Return each of the lines below unchanged, character for character.

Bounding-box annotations
------

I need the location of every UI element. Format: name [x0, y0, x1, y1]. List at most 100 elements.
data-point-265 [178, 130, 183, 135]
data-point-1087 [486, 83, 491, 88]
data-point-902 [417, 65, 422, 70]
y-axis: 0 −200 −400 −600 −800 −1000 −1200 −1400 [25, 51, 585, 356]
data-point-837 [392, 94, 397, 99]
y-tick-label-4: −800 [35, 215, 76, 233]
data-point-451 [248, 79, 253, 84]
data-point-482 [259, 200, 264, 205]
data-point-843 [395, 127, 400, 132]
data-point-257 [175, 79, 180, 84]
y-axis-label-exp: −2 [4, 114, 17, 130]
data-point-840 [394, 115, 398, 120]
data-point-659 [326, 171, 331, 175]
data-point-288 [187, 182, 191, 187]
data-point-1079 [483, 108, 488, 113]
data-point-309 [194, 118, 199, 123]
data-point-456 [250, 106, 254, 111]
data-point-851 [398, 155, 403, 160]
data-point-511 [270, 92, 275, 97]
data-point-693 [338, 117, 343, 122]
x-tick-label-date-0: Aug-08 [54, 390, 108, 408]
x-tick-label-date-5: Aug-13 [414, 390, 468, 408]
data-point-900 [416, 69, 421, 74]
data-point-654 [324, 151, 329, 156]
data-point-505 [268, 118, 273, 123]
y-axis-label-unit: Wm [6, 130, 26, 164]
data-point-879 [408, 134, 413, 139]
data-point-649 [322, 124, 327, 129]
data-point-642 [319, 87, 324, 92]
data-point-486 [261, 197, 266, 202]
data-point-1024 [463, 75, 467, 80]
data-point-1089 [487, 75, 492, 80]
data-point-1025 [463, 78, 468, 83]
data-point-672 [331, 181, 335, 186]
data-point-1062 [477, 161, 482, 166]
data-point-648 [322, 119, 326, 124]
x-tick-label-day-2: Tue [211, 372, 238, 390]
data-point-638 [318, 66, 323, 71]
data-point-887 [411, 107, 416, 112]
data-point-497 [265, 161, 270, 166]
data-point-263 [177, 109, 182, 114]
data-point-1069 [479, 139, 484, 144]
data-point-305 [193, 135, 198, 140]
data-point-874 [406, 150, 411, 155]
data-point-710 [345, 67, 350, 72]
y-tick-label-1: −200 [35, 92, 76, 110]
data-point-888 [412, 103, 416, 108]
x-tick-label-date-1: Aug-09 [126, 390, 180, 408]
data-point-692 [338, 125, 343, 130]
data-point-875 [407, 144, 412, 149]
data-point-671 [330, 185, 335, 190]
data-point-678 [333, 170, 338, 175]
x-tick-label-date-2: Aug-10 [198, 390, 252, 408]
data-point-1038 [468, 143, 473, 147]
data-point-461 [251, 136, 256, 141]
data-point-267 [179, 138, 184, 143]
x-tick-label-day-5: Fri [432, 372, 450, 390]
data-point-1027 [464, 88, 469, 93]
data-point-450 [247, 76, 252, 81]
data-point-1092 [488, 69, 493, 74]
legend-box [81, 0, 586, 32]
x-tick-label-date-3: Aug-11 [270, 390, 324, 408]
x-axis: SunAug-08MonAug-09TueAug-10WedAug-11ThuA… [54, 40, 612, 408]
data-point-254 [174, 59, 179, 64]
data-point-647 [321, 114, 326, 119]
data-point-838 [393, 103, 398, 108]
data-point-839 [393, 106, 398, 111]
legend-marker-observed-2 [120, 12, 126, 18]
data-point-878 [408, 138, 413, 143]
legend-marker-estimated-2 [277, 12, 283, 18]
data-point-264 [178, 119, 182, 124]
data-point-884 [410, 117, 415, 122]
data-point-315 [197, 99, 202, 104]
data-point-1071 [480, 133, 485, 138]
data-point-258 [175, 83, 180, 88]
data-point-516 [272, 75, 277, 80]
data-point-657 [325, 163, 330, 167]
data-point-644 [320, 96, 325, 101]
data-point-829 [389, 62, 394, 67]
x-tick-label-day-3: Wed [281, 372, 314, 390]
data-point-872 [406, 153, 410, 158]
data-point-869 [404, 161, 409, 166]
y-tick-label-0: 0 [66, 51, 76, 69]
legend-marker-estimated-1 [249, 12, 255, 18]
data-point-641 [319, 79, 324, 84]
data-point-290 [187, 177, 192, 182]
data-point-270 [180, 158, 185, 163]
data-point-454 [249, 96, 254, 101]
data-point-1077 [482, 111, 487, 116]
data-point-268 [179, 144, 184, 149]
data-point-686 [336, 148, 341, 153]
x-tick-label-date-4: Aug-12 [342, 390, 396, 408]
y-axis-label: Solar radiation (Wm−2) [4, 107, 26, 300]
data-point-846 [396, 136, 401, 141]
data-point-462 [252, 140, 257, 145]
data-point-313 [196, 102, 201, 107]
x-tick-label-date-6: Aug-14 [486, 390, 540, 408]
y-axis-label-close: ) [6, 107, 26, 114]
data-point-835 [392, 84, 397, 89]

------

Result of the task
I need the location of every UI element. Format: name [x0, y0, x1, y1]. List at most 100 elements.
data-point-265 [178, 130, 183, 135]
data-point-1087 [486, 83, 491, 88]
data-point-902 [417, 65, 422, 70]
y-axis: 0 −200 −400 −600 −800 −1000 −1200 −1400 [25, 51, 585, 356]
data-point-837 [392, 94, 397, 99]
y-tick-label-4: −800 [35, 215, 76, 233]
data-point-451 [248, 79, 253, 84]
data-point-482 [259, 200, 264, 205]
data-point-843 [395, 127, 400, 132]
data-point-257 [175, 79, 180, 84]
y-axis-label-exp: −2 [4, 114, 17, 130]
data-point-840 [394, 115, 398, 120]
data-point-659 [326, 171, 331, 175]
data-point-288 [187, 182, 191, 187]
data-point-1079 [483, 108, 488, 113]
data-point-309 [194, 118, 199, 123]
data-point-456 [250, 106, 254, 111]
data-point-851 [398, 155, 403, 160]
data-point-511 [270, 92, 275, 97]
data-point-693 [338, 117, 343, 122]
x-tick-label-date-0: Aug-08 [54, 390, 108, 408]
x-tick-label-date-5: Aug-13 [414, 390, 468, 408]
data-point-900 [416, 69, 421, 74]
data-point-654 [324, 151, 329, 156]
data-point-505 [268, 118, 273, 123]
y-axis-label-unit: Wm [6, 130, 26, 164]
data-point-879 [408, 134, 413, 139]
data-point-649 [322, 124, 327, 129]
data-point-642 [319, 87, 324, 92]
data-point-486 [261, 197, 266, 202]
data-point-1024 [463, 75, 467, 80]
data-point-1089 [487, 75, 492, 80]
data-point-1025 [463, 78, 468, 83]
data-point-672 [331, 181, 335, 186]
data-point-1062 [477, 161, 482, 166]
data-point-648 [322, 119, 326, 124]
x-tick-label-day-2: Tue [211, 372, 238, 390]
data-point-638 [318, 66, 323, 71]
data-point-887 [411, 107, 416, 112]
data-point-497 [265, 161, 270, 166]
data-point-263 [177, 109, 182, 114]
data-point-1069 [479, 139, 484, 144]
data-point-305 [193, 135, 198, 140]
data-point-874 [406, 150, 411, 155]
data-point-710 [345, 67, 350, 72]
y-tick-label-1: −200 [35, 92, 76, 110]
data-point-888 [412, 103, 416, 108]
x-tick-label-date-1: Aug-09 [126, 390, 180, 408]
data-point-692 [338, 125, 343, 130]
data-point-875 [407, 144, 412, 149]
data-point-671 [330, 185, 335, 190]
data-point-678 [333, 170, 338, 175]
x-tick-label-date-2: Aug-10 [198, 390, 252, 408]
data-point-1038 [468, 143, 473, 147]
data-point-461 [251, 136, 256, 141]
data-point-267 [179, 138, 184, 143]
x-tick-label-day-5: Fri [432, 372, 450, 390]
data-point-1027 [464, 88, 469, 93]
data-point-450 [247, 76, 252, 81]
data-point-1092 [488, 69, 493, 74]
legend-box [81, 0, 586, 32]
x-tick-label-date-3: Aug-11 [270, 390, 324, 408]
x-axis: SunAug-08MonAug-09TueAug-10WedAug-11ThuA… [54, 40, 612, 408]
data-point-254 [174, 59, 179, 64]
data-point-647 [321, 114, 326, 119]
data-point-838 [393, 103, 398, 108]
data-point-839 [393, 106, 398, 111]
legend-marker-observed-2 [120, 12, 126, 18]
data-point-878 [408, 138, 413, 143]
legend-marker-estimated-2 [277, 12, 283, 18]
data-point-264 [178, 119, 182, 124]
data-point-884 [410, 117, 415, 122]
data-point-315 [197, 99, 202, 104]
data-point-1071 [480, 133, 485, 138]
data-point-258 [175, 83, 180, 88]
data-point-516 [272, 75, 277, 80]
data-point-657 [325, 163, 330, 167]
data-point-644 [320, 96, 325, 101]
data-point-829 [389, 62, 394, 67]
x-tick-label-day-3: Wed [281, 372, 314, 390]
data-point-872 [406, 153, 410, 158]
data-point-869 [404, 161, 409, 166]
y-tick-label-0: 0 [66, 51, 76, 69]
legend-marker-estimated-1 [249, 12, 255, 18]
data-point-641 [319, 79, 324, 84]
data-point-290 [187, 177, 192, 182]
data-point-270 [180, 158, 185, 163]
data-point-454 [249, 96, 254, 101]
data-point-1077 [482, 111, 487, 116]
data-point-268 [179, 144, 184, 149]
data-point-686 [336, 148, 341, 153]
x-tick-label-date-4: Aug-12 [342, 390, 396, 408]
y-axis-label: Solar radiation (Wm−2) [4, 107, 26, 300]
data-point-846 [396, 136, 401, 141]
data-point-462 [252, 140, 257, 145]
data-point-313 [196, 102, 201, 107]
x-tick-label-date-6: Aug-14 [486, 390, 540, 408]
y-axis-label-close: ) [6, 107, 26, 114]
data-point-835 [392, 84, 397, 89]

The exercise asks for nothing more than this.